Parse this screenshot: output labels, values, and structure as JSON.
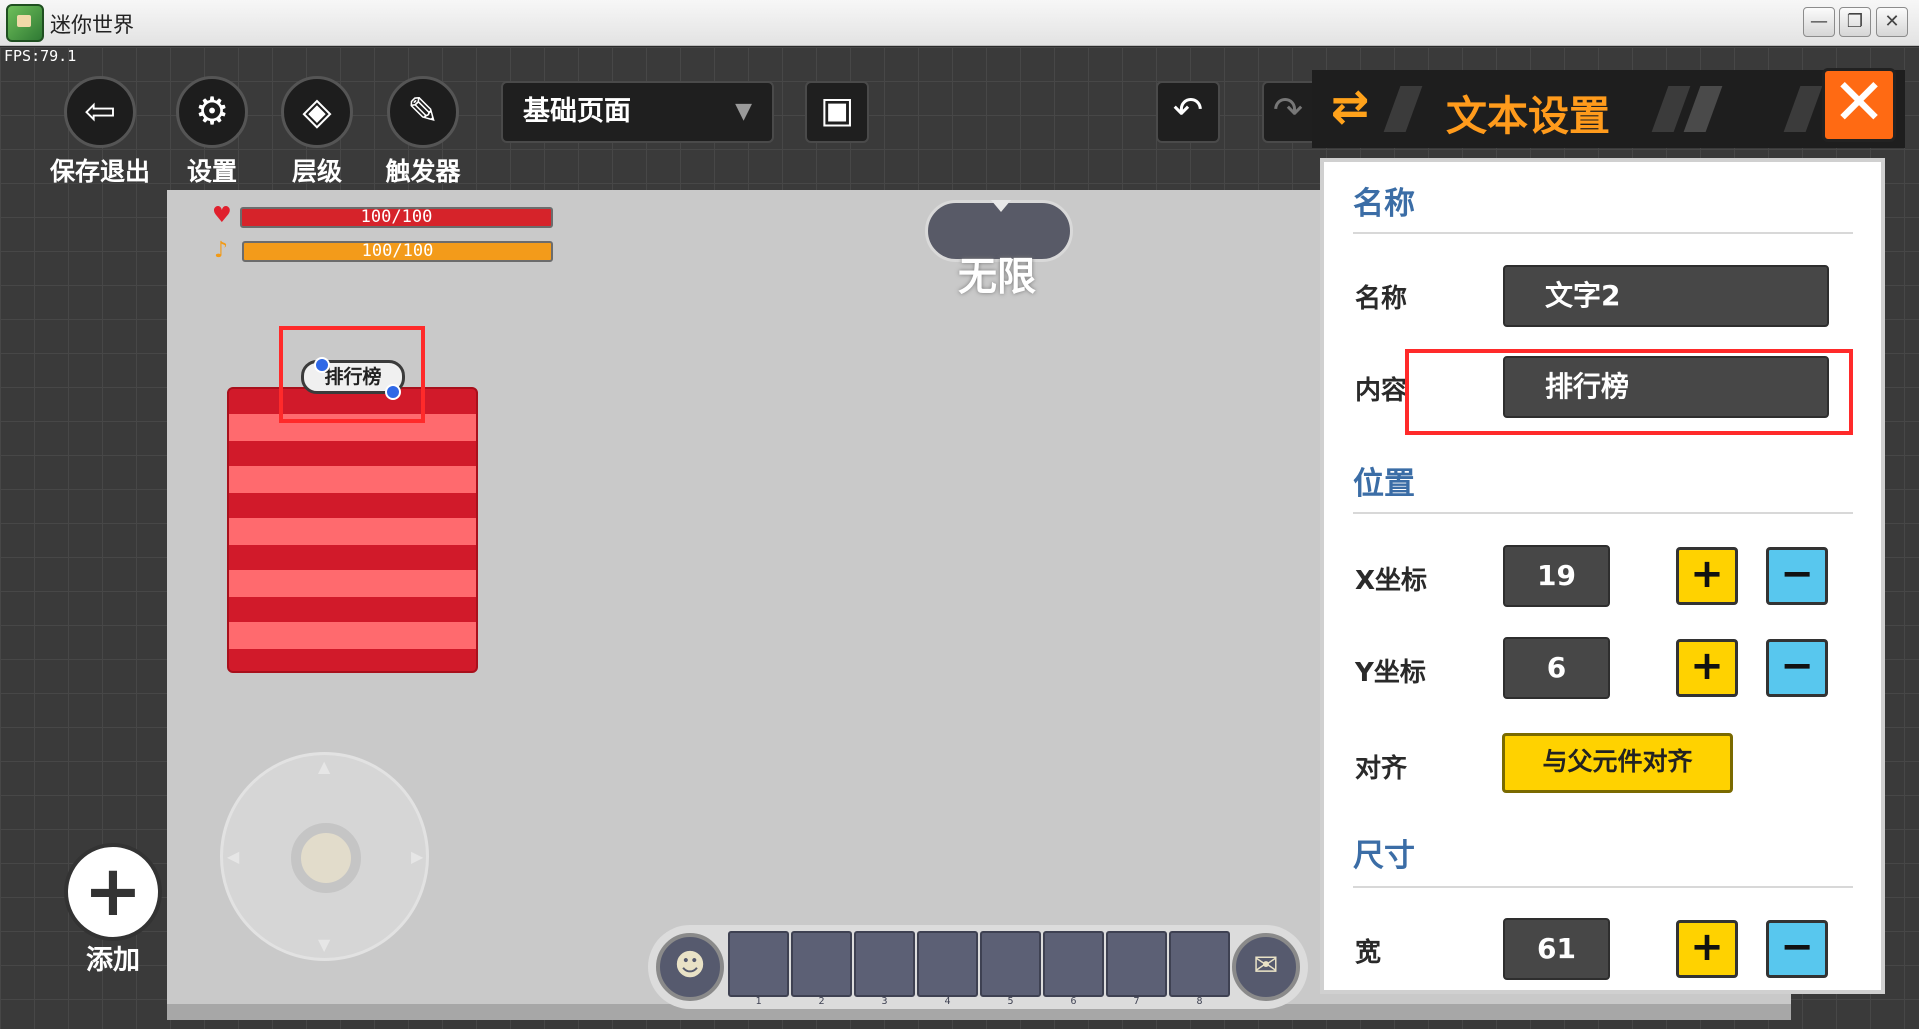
{
  "window": {
    "title": "迷你世界",
    "fps": "FPS:79.1",
    "minimize": "—",
    "maximize": "❐",
    "close": "✕"
  },
  "toolbar": {
    "items": [
      {
        "label": "保存退出",
        "icon": "exit-icon",
        "glyph": "⇦"
      },
      {
        "label": "设置",
        "icon": "gear-icon",
        "glyph": "⚙"
      },
      {
        "label": "层级",
        "icon": "layers-icon",
        "glyph": "◈"
      },
      {
        "label": "触发器",
        "icon": "edit-icon",
        "glyph": "✎"
      }
    ],
    "page_select": {
      "value": "基础页面",
      "dropdown_icon": "▼"
    },
    "preview_button": {
      "icon": "preview-icon",
      "glyph": "▣"
    },
    "undo": {
      "icon": "undo-icon",
      "glyph": "↶"
    },
    "redo": {
      "icon": "redo-icon",
      "glyph": "↷"
    }
  },
  "preview": {
    "hp": "100/100",
    "energy": "100/100",
    "hp_icon": "♥",
    "energy_icon": "♪",
    "mode_text": "无限",
    "widget_text": "排行榜",
    "joystick_arrows": {
      "up": "▲",
      "down": "▼",
      "left": "◀",
      "right": "▶"
    },
    "hotbar_left_glyph": "☻",
    "hotbar_right_glyph": "✉",
    "hotbar_slots": [
      "1",
      "2",
      "3",
      "4",
      "5",
      "6",
      "7",
      "8"
    ]
  },
  "add": {
    "glyph": "+",
    "label": "添加"
  },
  "panel": {
    "title": "文本设置",
    "swap_icon": "⇄",
    "close_glyph": "✕",
    "sections": {
      "name": "名称",
      "position": "位置",
      "size": "尺寸"
    },
    "fields": {
      "name_label": "名称",
      "name_value": "文字2",
      "content_label": "内容",
      "content_value": "排行榜",
      "x_label": "X坐标",
      "x_value": "19",
      "y_label": "Y坐标",
      "y_value": "6",
      "align_label": "对齐",
      "align_button": "与父元件对齐",
      "width_label": "宽",
      "width_value": "61"
    },
    "plus_glyph": "+",
    "minus_glyph": "−"
  },
  "colors": {
    "accent": "#ff9b1c",
    "section": "#3b6da6",
    "plus": "#ffd200",
    "minus": "#58c7ee",
    "highlight": "#ff2a2a"
  }
}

------------------------------

Objective
Quote the material exactly. Pictures stay out.

Response to the task
Parse this screenshot: output labels, values, and structure as JSON.
{
  "window": {
    "title": "迷你世界",
    "fps": "FPS:79.1",
    "minimize": "—",
    "maximize": "❐",
    "close": "✕"
  },
  "toolbar": {
    "items": [
      {
        "label": "保存退出",
        "icon": "exit-icon",
        "glyph": "⇦"
      },
      {
        "label": "设置",
        "icon": "gear-icon",
        "glyph": "⚙"
      },
      {
        "label": "层级",
        "icon": "layers-icon",
        "glyph": "◈"
      },
      {
        "label": "触发器",
        "icon": "edit-icon",
        "glyph": "✎"
      }
    ],
    "page_select": {
      "value": "基础页面",
      "dropdown_icon": "▼"
    },
    "preview_button": {
      "icon": "preview-icon",
      "glyph": "▣"
    },
    "undo": {
      "icon": "undo-icon",
      "glyph": "↶"
    },
    "redo": {
      "icon": "redo-icon",
      "glyph": "↷"
    }
  },
  "preview": {
    "hp": "100/100",
    "energy": "100/100",
    "hp_icon": "♥",
    "energy_icon": "♪",
    "mode_text": "无限",
    "widget_text": "排行榜",
    "joystick_arrows": {
      "up": "▲",
      "down": "▼",
      "left": "◀",
      "right": "▶"
    },
    "hotbar_left_glyph": "☻",
    "hotbar_right_glyph": "✉",
    "hotbar_slots": [
      "1",
      "2",
      "3",
      "4",
      "5",
      "6",
      "7",
      "8"
    ]
  },
  "add": {
    "glyph": "+",
    "label": "添加"
  },
  "panel": {
    "title": "文本设置",
    "swap_icon": "⇄",
    "close_glyph": "✕",
    "sections": {
      "name": "名称",
      "position": "位置",
      "size": "尺寸"
    },
    "fields": {
      "name_label": "名称",
      "name_value": "文字2",
      "content_label": "内容",
      "content_value": "排行榜",
      "x_label": "X坐标",
      "x_value": "19",
      "y_label": "Y坐标",
      "y_value": "6",
      "align_label": "对齐",
      "align_button": "与父元件对齐",
      "width_label": "宽",
      "width_value": "61"
    },
    "plus_glyph": "+",
    "minus_glyph": "−"
  },
  "colors": {
    "accent": "#ff9b1c",
    "section": "#3b6da6",
    "plus": "#ffd200",
    "minus": "#58c7ee",
    "highlight": "#ff2a2a"
  }
}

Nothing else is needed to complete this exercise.